Reproduce the material below word for word, keeping every line and character unchanged.
Start of RECORDS PROVIDED
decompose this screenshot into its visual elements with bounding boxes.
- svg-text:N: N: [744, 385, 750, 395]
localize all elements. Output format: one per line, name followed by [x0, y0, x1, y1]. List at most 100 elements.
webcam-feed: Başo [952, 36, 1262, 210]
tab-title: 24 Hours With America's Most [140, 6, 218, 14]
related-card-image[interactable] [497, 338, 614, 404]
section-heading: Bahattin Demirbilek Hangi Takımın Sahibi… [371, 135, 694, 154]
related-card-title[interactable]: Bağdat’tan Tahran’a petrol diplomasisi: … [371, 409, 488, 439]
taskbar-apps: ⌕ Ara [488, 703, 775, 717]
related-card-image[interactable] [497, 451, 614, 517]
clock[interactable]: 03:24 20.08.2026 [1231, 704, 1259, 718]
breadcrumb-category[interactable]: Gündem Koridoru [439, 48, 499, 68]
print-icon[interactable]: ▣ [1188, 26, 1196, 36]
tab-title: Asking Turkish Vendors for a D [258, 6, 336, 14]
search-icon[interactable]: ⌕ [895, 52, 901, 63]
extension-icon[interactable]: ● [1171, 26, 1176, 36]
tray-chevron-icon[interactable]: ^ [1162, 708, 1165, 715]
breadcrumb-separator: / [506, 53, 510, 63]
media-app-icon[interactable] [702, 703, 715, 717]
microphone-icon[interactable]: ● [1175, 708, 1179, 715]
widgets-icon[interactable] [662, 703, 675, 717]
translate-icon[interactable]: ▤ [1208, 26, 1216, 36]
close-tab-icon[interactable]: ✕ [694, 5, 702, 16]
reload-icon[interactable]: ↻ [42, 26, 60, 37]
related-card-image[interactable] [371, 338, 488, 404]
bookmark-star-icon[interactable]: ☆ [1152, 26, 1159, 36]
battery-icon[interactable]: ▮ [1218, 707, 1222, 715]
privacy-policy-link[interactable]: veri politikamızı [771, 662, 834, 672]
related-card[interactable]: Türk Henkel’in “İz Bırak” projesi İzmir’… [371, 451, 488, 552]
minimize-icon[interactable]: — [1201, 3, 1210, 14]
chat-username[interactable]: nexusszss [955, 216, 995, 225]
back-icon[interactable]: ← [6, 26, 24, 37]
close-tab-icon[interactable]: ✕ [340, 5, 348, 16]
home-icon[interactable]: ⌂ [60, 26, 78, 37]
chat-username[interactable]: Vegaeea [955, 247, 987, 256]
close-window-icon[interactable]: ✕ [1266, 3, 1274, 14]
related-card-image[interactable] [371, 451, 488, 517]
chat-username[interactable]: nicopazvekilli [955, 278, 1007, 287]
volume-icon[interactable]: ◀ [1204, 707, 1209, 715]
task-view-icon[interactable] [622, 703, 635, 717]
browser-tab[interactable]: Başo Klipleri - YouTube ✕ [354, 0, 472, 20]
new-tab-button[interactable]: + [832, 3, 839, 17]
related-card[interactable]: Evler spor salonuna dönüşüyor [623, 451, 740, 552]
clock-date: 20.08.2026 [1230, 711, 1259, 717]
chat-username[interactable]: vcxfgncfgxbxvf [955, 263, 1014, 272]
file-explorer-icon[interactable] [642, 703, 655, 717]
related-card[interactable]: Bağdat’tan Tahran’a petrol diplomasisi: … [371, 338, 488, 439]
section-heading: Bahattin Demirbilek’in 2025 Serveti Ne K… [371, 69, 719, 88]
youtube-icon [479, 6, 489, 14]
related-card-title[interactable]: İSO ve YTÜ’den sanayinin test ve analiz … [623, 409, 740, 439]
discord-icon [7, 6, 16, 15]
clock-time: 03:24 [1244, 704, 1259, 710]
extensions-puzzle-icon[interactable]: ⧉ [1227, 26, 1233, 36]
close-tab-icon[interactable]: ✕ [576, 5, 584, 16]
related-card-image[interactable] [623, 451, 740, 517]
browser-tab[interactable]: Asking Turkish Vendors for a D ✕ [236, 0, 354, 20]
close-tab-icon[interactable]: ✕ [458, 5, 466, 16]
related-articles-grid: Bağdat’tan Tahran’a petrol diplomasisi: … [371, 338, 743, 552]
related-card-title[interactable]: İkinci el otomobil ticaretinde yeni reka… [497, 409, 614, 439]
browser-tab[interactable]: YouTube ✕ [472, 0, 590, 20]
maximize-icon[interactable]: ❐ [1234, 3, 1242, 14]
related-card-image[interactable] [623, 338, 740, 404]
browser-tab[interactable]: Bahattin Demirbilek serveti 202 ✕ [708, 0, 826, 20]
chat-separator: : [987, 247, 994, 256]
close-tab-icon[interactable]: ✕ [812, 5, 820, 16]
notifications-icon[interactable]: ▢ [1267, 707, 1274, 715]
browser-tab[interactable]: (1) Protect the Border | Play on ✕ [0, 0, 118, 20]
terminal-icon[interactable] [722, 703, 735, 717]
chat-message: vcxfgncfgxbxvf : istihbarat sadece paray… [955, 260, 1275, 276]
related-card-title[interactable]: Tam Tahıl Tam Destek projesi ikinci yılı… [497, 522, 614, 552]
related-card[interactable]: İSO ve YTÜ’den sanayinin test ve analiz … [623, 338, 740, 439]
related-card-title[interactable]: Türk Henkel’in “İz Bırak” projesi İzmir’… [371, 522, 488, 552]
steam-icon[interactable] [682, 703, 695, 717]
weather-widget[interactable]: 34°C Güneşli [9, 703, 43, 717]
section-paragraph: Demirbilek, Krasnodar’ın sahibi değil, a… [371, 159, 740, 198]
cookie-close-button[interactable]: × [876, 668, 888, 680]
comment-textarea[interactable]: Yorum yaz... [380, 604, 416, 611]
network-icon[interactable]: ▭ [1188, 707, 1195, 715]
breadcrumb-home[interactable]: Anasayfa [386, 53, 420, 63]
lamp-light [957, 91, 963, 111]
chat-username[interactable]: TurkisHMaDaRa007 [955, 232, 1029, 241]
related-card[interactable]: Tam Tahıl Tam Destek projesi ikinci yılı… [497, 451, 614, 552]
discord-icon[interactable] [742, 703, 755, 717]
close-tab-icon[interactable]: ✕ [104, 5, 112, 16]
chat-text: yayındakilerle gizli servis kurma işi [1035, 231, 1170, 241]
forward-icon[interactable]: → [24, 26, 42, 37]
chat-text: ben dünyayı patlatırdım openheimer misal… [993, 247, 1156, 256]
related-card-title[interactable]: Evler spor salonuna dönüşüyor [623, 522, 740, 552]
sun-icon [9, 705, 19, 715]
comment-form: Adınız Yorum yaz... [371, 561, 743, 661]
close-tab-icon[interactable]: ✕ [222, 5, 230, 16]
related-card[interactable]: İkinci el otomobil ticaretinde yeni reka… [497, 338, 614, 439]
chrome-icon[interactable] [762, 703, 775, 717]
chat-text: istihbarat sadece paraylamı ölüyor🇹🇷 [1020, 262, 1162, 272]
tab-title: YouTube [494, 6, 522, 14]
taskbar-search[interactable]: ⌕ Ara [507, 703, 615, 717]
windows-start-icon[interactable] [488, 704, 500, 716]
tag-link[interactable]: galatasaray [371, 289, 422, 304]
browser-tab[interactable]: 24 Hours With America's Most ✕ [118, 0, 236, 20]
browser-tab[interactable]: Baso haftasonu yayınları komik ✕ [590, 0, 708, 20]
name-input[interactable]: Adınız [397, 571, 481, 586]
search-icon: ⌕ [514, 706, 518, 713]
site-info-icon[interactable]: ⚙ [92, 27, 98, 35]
End of RECORDS PROVIDED
THE ANSWER:
decompose this screenshot into its visual elements with bounding boxes.
- svg-text:N: N: [744, 385, 750, 395]
localize all elements. Output format: one per line, name followed by [x0, y0, x1, y1]. List at most 100 elements.
webcam-feed: Başo [952, 36, 1262, 210]
tab-title: 24 Hours With America's Most [140, 6, 218, 14]
related-card-image[interactable] [497, 338, 614, 404]
section-heading: Bahattin Demirbilek Hangi Takımın Sahibi… [371, 135, 694, 154]
related-card-title[interactable]: Bağdat’tan Tahran’a petrol diplomasisi: … [371, 409, 488, 439]
taskbar-apps: ⌕ Ara [488, 703, 775, 717]
related-card-image[interactable] [497, 451, 614, 517]
clock[interactable]: 03:24 20.08.2026 [1231, 704, 1259, 718]
breadcrumb-category[interactable]: Gündem Koridoru [439, 48, 499, 68]
print-icon[interactable]: ▣ [1188, 26, 1196, 36]
tab-title: Asking Turkish Vendors for a D [258, 6, 336, 14]
search-icon[interactable]: ⌕ [895, 52, 901, 63]
extension-icon[interactable]: ● [1171, 26, 1176, 36]
tray-chevron-icon[interactable]: ^ [1162, 708, 1165, 715]
breadcrumb-separator: / [506, 53, 510, 63]
media-app-icon[interactable] [702, 703, 715, 717]
microphone-icon[interactable]: ● [1175, 708, 1179, 715]
widgets-icon[interactable] [662, 703, 675, 717]
translate-icon[interactable]: ▤ [1208, 26, 1216, 36]
close-tab-icon[interactable]: ✕ [694, 5, 702, 16]
reload-icon[interactable]: ↻ [42, 26, 60, 37]
related-card-image[interactable] [371, 338, 488, 404]
bookmark-star-icon[interactable]: ☆ [1152, 26, 1159, 36]
battery-icon[interactable]: ▮ [1218, 707, 1222, 715]
privacy-policy-link[interactable]: veri politikamızı [771, 662, 834, 672]
related-card[interactable]: Türk Henkel’in “İz Bırak” projesi İzmir’… [371, 451, 488, 552]
minimize-icon[interactable]: — [1201, 3, 1210, 14]
chat-username[interactable]: nexusszss [955, 216, 995, 225]
back-icon[interactable]: ← [6, 26, 24, 37]
close-tab-icon[interactable]: ✕ [340, 5, 348, 16]
home-icon[interactable]: ⌂ [60, 26, 78, 37]
chat-username[interactable]: Vegaeea [955, 247, 987, 256]
close-window-icon[interactable]: ✕ [1266, 3, 1274, 14]
related-card-image[interactable] [371, 451, 488, 517]
chat-username[interactable]: nicopazvekilli [955, 278, 1007, 287]
volume-icon[interactable]: ◀ [1204, 707, 1209, 715]
task-view-icon[interactable] [622, 703, 635, 717]
browser-tab[interactable]: Başo Klipleri - YouTube ✕ [354, 0, 472, 20]
new-tab-button[interactable]: + [832, 3, 839, 17]
related-card[interactable]: Evler spor salonuna dönüşüyor [623, 451, 740, 552]
clock-date: 20.08.2026 [1230, 711, 1259, 717]
chat-username[interactable]: vcxfgncfgxbxvf [955, 263, 1014, 272]
file-explorer-icon[interactable] [642, 703, 655, 717]
related-card[interactable]: Bağdat’tan Tahran’a petrol diplomasisi: … [371, 338, 488, 439]
section-heading: Bahattin Demirbilek’in 2025 Serveti Ne K… [371, 69, 719, 88]
youtube-icon [479, 6, 489, 14]
related-card-title[interactable]: İSO ve YTÜ’den sanayinin test ve analiz … [623, 409, 740, 439]
discord-icon [7, 6, 16, 15]
clock-time: 03:24 [1244, 704, 1259, 710]
extensions-puzzle-icon[interactable]: ⧉ [1227, 26, 1233, 36]
close-tab-icon[interactable]: ✕ [576, 5, 584, 16]
related-card-image[interactable] [623, 451, 740, 517]
browser-tab[interactable]: Asking Turkish Vendors for a D ✕ [236, 0, 354, 20]
close-tab-icon[interactable]: ✕ [458, 5, 466, 16]
related-articles-grid: Bağdat’tan Tahran’a petrol diplomasisi: … [371, 338, 743, 552]
related-card-title[interactable]: İkinci el otomobil ticaretinde yeni reka… [497, 409, 614, 439]
browser-tab[interactable]: YouTube ✕ [472, 0, 590, 20]
maximize-icon[interactable]: ❐ [1234, 3, 1242, 14]
related-card-image[interactable] [623, 338, 740, 404]
browser-tab[interactable]: Bahattin Demirbilek serveti 202 ✕ [708, 0, 826, 20]
chat-separator: : [987, 247, 994, 256]
close-tab-icon[interactable]: ✕ [812, 5, 820, 16]
notifications-icon[interactable]: ▢ [1267, 707, 1274, 715]
browser-tab[interactable]: (1) Protect the Border | Play on ✕ [0, 0, 118, 20]
terminal-icon[interactable] [722, 703, 735, 717]
chat-message: vcxfgncfgxbxvf : istihbarat sadece paray… [955, 260, 1275, 276]
related-card-title[interactable]: Tam Tahıl Tam Destek projesi ikinci yılı… [497, 522, 614, 552]
related-card[interactable]: İSO ve YTÜ’den sanayinin test ve analiz … [623, 338, 740, 439]
related-card-title[interactable]: Türk Henkel’in “İz Bırak” projesi İzmir’… [371, 522, 488, 552]
steam-icon[interactable] [682, 703, 695, 717]
weather-widget[interactable]: 34°C Güneşli [9, 703, 43, 717]
section-paragraph: Demirbilek, Krasnodar’ın sahibi değil, a… [371, 159, 740, 198]
cookie-close-button[interactable]: × [876, 668, 888, 680]
comment-textarea[interactable]: Yorum yaz... [380, 604, 416, 611]
network-icon[interactable]: ▭ [1188, 707, 1195, 715]
breadcrumb-home[interactable]: Anasayfa [386, 53, 420, 63]
lamp-light [957, 91, 963, 111]
chat-username[interactable]: TurkisHMaDaRa007 [955, 232, 1029, 241]
related-card[interactable]: Tam Tahıl Tam Destek projesi ikinci yılı… [497, 451, 614, 552]
discord-icon[interactable] [742, 703, 755, 717]
close-tab-icon[interactable]: ✕ [104, 5, 112, 16]
chat-text: yayındakilerle gizli servis kurma işi [1035, 231, 1170, 241]
forward-icon[interactable]: → [24, 26, 42, 37]
chat-text: ben dünyayı patlatırdım openheimer misal… [993, 247, 1156, 256]
related-card-title[interactable]: Evler spor salonuna dönüşüyor [623, 522, 740, 552]
sun-icon [9, 705, 19, 715]
comment-form: Adınız Yorum yaz... [371, 561, 743, 661]
close-tab-icon[interactable]: ✕ [222, 5, 230, 16]
related-card[interactable]: İkinci el otomobil ticaretinde yeni reka… [497, 338, 614, 439]
chrome-icon[interactable] [762, 703, 775, 717]
chat-text: istihbarat sadece paraylamı ölüyor🇹🇷 [1020, 262, 1162, 272]
tab-title: YouTube [494, 6, 522, 14]
taskbar-search[interactable]: ⌕ Ara [507, 703, 615, 717]
windows-start-icon[interactable] [488, 704, 500, 716]
tag-link[interactable]: galatasaray [371, 289, 422, 304]
browser-tab[interactable]: 24 Hours With America's Most ✕ [118, 0, 236, 20]
browser-tab[interactable]: Baso haftasonu yayınları komik ✕ [590, 0, 708, 20]
name-input[interactable]: Adınız [397, 571, 481, 586]
search-icon: ⌕ [514, 706, 518, 713]
site-info-icon[interactable]: ⚙ [92, 27, 98, 35]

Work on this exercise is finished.